>> start Exercise materials

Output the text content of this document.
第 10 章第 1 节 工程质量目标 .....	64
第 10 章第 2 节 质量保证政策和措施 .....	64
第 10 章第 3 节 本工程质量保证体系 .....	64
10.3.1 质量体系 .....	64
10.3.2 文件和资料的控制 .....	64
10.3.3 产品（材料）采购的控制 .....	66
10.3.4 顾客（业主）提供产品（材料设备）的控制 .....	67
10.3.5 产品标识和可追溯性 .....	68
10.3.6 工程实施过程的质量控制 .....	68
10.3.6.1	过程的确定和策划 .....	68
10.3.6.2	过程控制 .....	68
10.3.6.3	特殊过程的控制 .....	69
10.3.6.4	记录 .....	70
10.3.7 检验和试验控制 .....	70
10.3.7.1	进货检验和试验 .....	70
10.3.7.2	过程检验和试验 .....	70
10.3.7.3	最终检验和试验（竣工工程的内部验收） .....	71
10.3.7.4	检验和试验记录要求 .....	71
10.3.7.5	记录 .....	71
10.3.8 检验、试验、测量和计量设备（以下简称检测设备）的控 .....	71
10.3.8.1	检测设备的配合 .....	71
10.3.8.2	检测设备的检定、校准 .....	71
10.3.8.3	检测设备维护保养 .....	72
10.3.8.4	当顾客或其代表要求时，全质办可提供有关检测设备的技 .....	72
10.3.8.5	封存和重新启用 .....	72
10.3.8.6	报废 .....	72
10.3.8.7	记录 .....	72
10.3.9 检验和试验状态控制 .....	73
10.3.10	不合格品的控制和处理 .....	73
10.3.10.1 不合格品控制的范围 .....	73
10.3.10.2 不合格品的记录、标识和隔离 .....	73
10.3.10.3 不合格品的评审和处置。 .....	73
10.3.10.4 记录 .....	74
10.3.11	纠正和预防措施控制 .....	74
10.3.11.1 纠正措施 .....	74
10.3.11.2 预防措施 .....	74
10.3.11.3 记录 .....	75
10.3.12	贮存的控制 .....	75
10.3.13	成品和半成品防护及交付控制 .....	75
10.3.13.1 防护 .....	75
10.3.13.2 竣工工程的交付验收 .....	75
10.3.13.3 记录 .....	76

>> end Exercise materials
>> start Exercise materials

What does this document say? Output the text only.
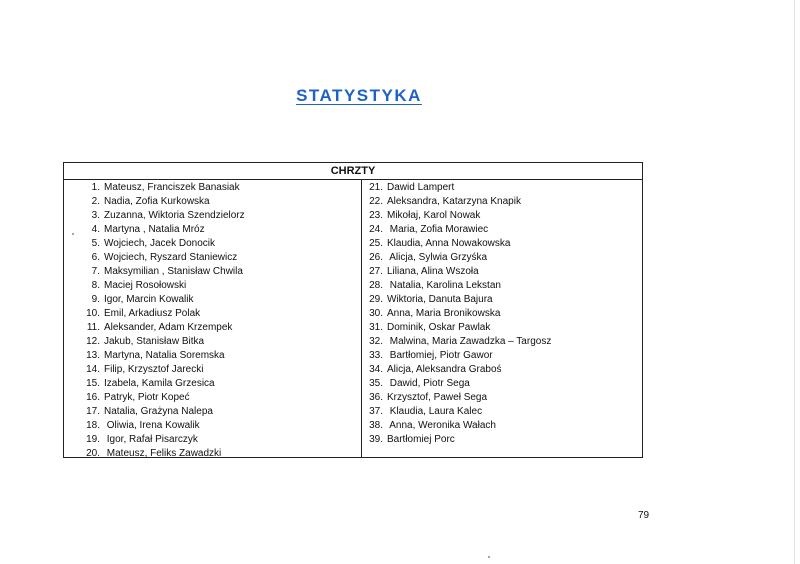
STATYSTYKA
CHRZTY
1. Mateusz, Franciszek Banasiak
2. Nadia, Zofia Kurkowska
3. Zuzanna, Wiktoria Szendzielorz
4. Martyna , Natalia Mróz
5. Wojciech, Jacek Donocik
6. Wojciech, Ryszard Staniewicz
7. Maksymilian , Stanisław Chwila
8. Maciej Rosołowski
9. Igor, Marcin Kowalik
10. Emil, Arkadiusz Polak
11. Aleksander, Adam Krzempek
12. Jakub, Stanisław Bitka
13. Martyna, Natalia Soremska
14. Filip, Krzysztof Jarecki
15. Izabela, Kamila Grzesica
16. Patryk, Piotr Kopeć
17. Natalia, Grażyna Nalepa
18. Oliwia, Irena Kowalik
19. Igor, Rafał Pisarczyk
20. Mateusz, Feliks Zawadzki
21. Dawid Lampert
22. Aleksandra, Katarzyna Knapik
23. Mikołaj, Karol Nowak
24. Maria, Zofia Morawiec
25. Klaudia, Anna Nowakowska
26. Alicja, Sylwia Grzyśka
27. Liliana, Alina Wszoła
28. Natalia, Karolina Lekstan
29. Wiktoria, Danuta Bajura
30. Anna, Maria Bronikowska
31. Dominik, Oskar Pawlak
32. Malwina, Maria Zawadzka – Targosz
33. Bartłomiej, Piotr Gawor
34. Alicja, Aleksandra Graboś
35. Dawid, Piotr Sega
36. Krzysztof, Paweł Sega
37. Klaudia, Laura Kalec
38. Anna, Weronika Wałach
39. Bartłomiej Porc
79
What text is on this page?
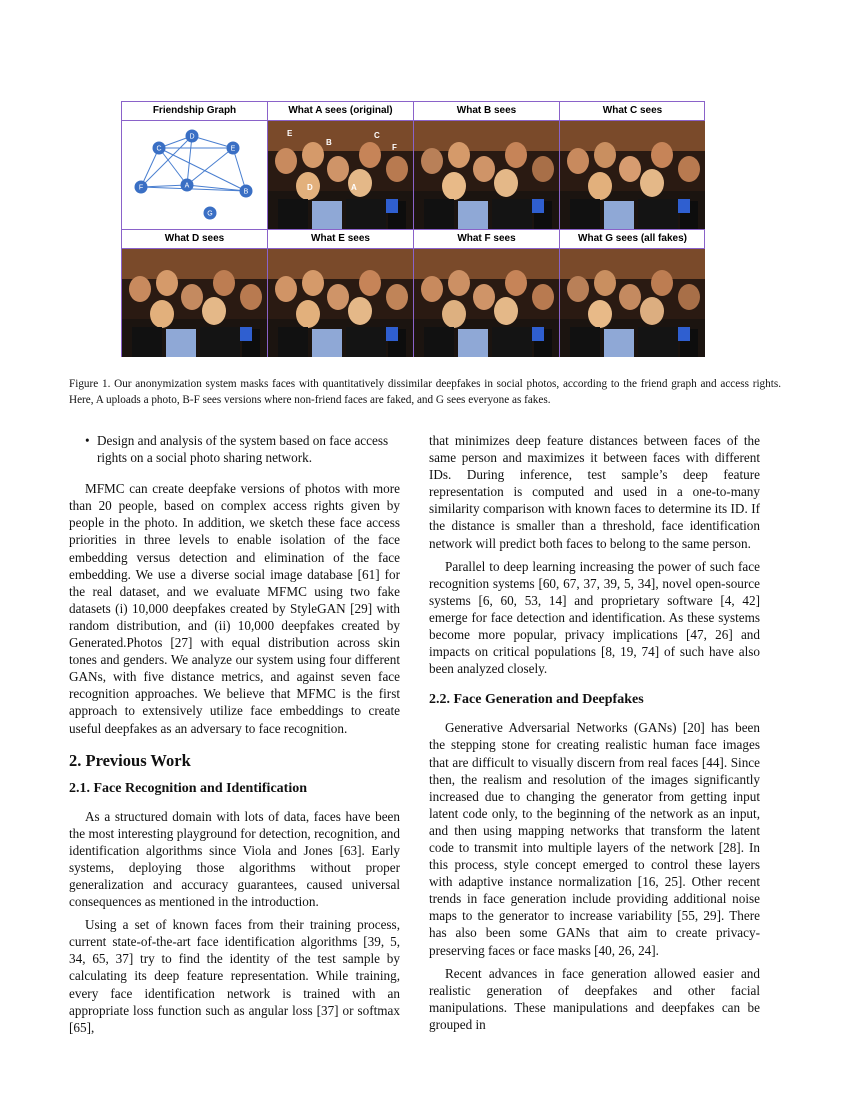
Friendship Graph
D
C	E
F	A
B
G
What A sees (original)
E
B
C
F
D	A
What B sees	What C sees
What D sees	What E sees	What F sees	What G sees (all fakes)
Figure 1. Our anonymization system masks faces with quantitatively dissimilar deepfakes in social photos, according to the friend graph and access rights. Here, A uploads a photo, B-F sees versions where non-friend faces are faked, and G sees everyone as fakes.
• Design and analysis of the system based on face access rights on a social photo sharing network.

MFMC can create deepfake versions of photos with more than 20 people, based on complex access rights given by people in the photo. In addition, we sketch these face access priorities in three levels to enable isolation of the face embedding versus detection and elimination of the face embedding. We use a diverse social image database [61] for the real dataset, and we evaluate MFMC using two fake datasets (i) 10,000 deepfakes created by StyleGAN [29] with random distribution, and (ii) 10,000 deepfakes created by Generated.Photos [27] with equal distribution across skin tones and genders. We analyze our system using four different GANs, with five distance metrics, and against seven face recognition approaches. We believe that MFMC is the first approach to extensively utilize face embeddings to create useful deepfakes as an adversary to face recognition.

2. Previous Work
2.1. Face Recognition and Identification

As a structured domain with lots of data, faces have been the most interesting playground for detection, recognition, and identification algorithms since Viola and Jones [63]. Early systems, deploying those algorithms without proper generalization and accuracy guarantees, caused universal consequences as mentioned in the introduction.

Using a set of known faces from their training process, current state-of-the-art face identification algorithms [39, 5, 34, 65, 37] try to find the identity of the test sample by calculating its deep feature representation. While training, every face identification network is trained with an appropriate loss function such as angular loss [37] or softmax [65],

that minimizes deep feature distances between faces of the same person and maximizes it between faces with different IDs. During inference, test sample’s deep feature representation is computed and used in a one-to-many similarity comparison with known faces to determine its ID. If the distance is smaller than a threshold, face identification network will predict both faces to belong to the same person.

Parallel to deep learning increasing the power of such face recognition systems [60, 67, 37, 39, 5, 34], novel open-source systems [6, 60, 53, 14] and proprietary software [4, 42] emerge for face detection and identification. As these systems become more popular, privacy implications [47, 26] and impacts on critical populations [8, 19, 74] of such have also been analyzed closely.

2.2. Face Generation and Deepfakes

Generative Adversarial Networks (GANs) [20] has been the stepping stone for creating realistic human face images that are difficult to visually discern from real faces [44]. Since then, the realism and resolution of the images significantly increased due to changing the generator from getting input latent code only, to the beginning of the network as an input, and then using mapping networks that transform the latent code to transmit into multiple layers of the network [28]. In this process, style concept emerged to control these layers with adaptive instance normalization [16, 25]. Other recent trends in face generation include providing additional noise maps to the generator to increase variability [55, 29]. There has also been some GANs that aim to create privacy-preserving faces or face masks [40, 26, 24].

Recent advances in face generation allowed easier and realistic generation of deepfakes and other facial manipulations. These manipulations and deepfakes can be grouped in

>> end Exercise materials
>> start Exercise materials

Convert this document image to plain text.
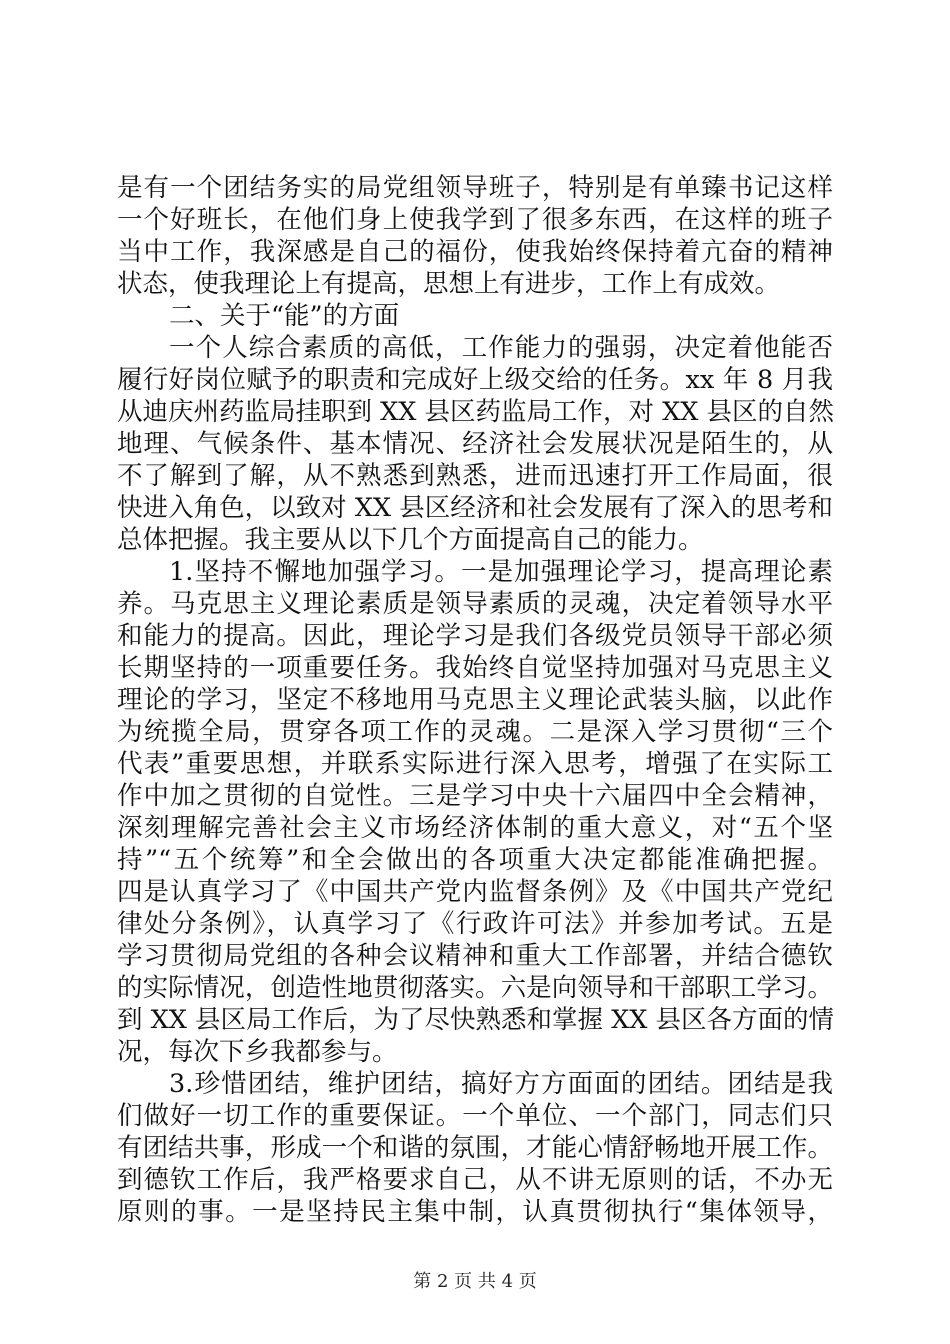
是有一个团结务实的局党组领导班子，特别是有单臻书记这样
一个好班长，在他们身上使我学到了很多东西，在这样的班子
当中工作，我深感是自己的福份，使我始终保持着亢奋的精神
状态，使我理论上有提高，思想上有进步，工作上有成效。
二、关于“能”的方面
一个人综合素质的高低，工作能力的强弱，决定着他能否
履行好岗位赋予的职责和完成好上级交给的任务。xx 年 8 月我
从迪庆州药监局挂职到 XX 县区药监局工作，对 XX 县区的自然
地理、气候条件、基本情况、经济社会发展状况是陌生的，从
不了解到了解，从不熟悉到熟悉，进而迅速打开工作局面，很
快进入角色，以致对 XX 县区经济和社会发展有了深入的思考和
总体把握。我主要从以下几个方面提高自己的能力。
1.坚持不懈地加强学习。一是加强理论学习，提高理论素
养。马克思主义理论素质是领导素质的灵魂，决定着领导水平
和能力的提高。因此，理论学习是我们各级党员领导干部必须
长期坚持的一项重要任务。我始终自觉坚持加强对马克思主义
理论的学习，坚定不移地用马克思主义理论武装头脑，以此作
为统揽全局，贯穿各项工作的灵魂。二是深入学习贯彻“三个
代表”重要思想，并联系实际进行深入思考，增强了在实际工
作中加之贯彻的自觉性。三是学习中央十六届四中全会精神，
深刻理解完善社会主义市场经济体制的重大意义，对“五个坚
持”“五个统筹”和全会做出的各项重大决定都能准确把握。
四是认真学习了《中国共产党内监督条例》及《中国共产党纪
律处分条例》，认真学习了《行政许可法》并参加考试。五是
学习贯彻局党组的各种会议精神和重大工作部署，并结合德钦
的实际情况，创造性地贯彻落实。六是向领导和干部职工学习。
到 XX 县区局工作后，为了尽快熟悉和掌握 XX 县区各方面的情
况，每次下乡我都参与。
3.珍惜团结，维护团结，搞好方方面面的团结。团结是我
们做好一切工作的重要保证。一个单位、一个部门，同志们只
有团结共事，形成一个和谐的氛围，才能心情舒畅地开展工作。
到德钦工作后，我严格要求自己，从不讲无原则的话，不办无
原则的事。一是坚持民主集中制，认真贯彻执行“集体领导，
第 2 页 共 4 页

>> end Exercise materials

▸ **Goal**
From the entries above, return each line with the word "photo" in it.

▸ **Solution for this problem**
Figure 1. Our anonymization system masks faces with quantitatively dissimilar deepfakes in social photos, according to the friend graph and access rights. Here, A uploads a photo, B-F sees versions where non-friend faces are faked, and G sees everyone as fakes.
• Design and analysis of the system based on face access rights on a social photo sharing network.
MFMC can create deepfake versions of photos with more than 20 people, based on complex access rights given by people in the photo. In addition, we sketch these face access priorities in three levels to enable isolation of the face embedding versus detection and elimination of the face embedding. We use a diverse social image database [61] for the real dataset, and we evaluate MFMC using two fake datasets (i) 10,000 deepfakes created by StyleGAN [29] with random distribution, and (ii) 10,000 deepfakes created by Generated.Photos [27] with equal distribution across skin tones and genders. We analyze our system using four different GANs, with five distance metrics, and against seven face recognition approaches. We believe that MFMC is the first approach to extensively utilize face embeddings to create useful deepfakes as an adversary to face recognition.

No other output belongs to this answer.